DIRECTIONS:
Copy each of the entries below faithfully, setting aside any pictures.

Dataset entries
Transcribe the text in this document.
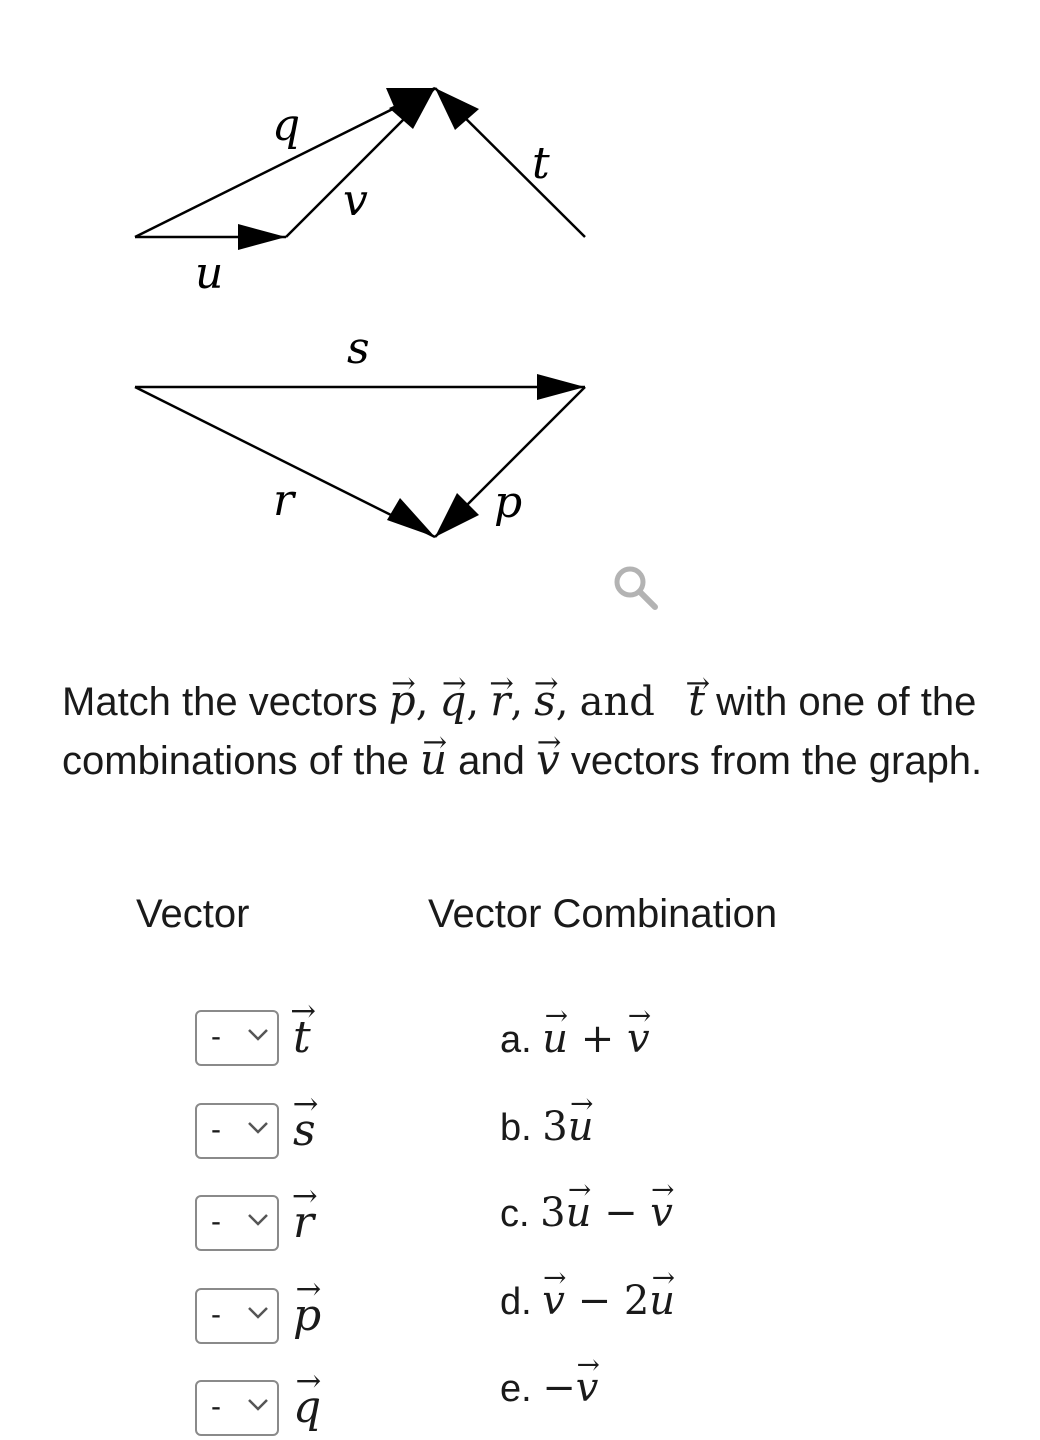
q
v
t
u
s
r	p
Match the vectors → p, → q, → r, → s, and → t with one of the combinations of the → u and → v vectors from the graph.
Vector	Vector Combination
- → t
- → s
- → r
- → p
- → q
a. → u + → v
b. 3→ u
c. 3→ u − → v
d. → v − 2→ u
e. −→ v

SOLUTION:
Transcribe the text in this document.
q
v
t
u
s
r	p
Match the vectors → p, → q, → r, → s, and → t with one of the combinations of the → u and → v vectors from the graph.
Vector	Vector Combination
- → t
- → s
- → r
- → p
- → q
a. → u + → v
b. 3→ u
c. 3→ u − → v
d. → v − 2→ u
e. −→ v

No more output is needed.